Seeing the world by cruise ship is better than ever.

Why? Cruise lines are offering more of the world.

After decades of plying the Caribbean, the Mediterranean and the Pacific, cruise lines are listening to their well-traveled customers who have no interest in another swirl around the same old sea, with calls in the same old ports.

They're adding new ports, new adventures.

Credit for the changes goes to new shipbuilding techniques, which have made remote parts of the world accessible, and the popularity of European river cruising, which offers access to new waterways and towns that are short on fame but long on delight. Hundreds of new ports have opened in the past decade, with small cities such as Melk, Austria, and Akaroa, New Zealand, popping up on itineraries.

New adventures abound:

  • On a Windstar cruise, you can watch the volcano Stromboli spew fire against the night sky off the coast of Italy.

  • Azamara's small ships often stay in port late into the night, giving you a chance to sample tapas in Barcelona or throw down the dice in Monte Carlo.

  • The hottest small-ship cruises of 2014? Antarctica and Peru's Upper Amazon. Very little space remains, and 2015 trips are booking now.

    Here's a roundup of what's new and what's hot. (Don't say you weren't warned about making reservations now.)

    RIVER CRUISES

    The Rhine factor

    European river cruises are a hot ticket, with head counts for summer and fall cruises already high.

    Why the rush to the river?

    People like river cruising for the easy access to shore; often the port city is just footsteps away. And then there's the appeal of smaller, yet historic European cities such as Heidelberg and Cologne, Germany, and Strasbourg, France. Also, themed cruises, such as tulip cruises in the Netherlands and Christmas market cruises, target specific sites more efficiently than most land travel could.

    Surely the popularity is also partly due to Viking River Cruises' fairy-tale commercial on "Downton Abbey." The announcer's mellifluous intonations about castles on the Rhine seem to flow right from the PBS script.

    In mid-March, Viking River Cruises reports its summer and fall European river cruises as being more than 50 percent booked. And that's with 14 new longships plopping into European waterways March 18. Viking's Rhine cruise remains hugely popular.

    For 2015, Tauck is even suggesting the whole family sail past the castles of the Rhine together. Sound like one pricey family trip? Tauck CEO Dan Mahar terms the company's river cruise bookings as "phenomenal" and suggests booking now to get desired cabins for 2015.

    Besides Tauck and Viking, three other cruise lines -- Avalon Waterways, AmaWaterways and Uniworld Boutique River Cruises -- sail the Rhine, Rhone, Seine, Elbe, Main and Danube rivers. Viking also sails the Douro in Portugal.

    New Asia routes

    The Mekong River has also proved to be a good thread, tying together travel in Vietnam and Cambodia. AmaWaterways, Avalon River Cruises, Viking River Cruises, Uniworld Boutique River Cruises and Orient-Express all offer that trip.

- [PROBLEM TO SOLVE] Please answer from the cruise travel article above: which river in Portugal does Viking also sail?

- [RECORDED INFORMATION]
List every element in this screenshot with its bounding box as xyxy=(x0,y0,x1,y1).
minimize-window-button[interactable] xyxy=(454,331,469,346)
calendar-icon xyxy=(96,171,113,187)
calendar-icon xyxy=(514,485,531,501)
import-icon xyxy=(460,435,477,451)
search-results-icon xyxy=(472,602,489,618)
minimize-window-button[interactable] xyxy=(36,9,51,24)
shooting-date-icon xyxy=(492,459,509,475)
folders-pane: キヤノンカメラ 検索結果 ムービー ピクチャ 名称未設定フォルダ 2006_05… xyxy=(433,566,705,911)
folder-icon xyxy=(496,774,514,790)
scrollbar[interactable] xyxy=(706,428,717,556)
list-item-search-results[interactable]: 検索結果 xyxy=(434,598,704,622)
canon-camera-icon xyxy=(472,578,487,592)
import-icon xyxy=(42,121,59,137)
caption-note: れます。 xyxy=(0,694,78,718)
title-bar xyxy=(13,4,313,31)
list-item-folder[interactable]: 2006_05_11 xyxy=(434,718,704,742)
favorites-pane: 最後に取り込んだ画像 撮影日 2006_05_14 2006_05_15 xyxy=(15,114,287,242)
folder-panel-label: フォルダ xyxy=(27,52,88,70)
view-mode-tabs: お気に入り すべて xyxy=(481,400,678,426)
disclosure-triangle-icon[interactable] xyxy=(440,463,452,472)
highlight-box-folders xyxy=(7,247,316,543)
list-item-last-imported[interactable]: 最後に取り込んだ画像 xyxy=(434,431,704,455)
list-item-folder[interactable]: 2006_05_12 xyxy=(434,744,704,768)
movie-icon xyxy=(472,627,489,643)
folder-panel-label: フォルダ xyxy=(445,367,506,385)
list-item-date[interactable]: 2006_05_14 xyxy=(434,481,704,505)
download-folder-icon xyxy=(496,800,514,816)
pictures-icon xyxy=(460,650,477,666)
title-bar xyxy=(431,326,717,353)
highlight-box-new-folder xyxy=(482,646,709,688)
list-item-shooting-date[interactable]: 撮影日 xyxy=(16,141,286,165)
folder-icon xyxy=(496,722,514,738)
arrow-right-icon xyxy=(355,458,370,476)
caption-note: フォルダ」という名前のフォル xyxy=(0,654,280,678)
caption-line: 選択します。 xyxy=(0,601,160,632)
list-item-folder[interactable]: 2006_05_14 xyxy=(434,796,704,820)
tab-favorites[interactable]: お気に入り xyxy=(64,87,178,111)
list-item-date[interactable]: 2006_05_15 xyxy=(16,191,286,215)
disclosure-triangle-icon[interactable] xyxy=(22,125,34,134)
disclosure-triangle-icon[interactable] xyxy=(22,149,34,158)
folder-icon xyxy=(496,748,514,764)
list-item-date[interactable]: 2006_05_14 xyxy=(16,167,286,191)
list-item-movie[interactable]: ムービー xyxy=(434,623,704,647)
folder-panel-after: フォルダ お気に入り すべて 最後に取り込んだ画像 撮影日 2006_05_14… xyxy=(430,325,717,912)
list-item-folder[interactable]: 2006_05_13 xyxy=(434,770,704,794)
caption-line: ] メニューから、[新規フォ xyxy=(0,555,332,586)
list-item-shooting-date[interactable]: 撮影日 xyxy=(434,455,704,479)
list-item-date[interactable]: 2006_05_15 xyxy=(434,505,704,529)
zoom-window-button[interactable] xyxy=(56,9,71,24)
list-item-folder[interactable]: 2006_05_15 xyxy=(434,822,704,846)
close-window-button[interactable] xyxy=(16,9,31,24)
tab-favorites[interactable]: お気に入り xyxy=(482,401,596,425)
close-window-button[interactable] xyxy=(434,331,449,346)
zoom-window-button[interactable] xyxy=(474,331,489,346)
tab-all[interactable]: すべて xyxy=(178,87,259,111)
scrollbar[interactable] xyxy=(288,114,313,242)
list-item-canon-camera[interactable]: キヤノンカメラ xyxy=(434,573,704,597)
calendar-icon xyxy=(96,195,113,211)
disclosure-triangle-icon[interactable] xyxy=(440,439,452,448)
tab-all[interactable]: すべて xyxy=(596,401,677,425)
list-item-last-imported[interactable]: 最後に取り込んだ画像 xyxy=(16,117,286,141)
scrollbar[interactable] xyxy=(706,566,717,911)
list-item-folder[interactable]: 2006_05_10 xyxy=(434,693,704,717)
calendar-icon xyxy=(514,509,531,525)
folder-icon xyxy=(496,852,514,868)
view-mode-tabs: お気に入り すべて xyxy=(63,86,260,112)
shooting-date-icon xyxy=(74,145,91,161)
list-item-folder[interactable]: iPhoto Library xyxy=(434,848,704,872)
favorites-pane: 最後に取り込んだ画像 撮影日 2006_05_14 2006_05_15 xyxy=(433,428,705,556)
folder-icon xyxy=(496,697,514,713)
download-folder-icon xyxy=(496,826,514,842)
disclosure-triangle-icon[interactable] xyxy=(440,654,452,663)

- [OUTPUT BELOW] The Douro.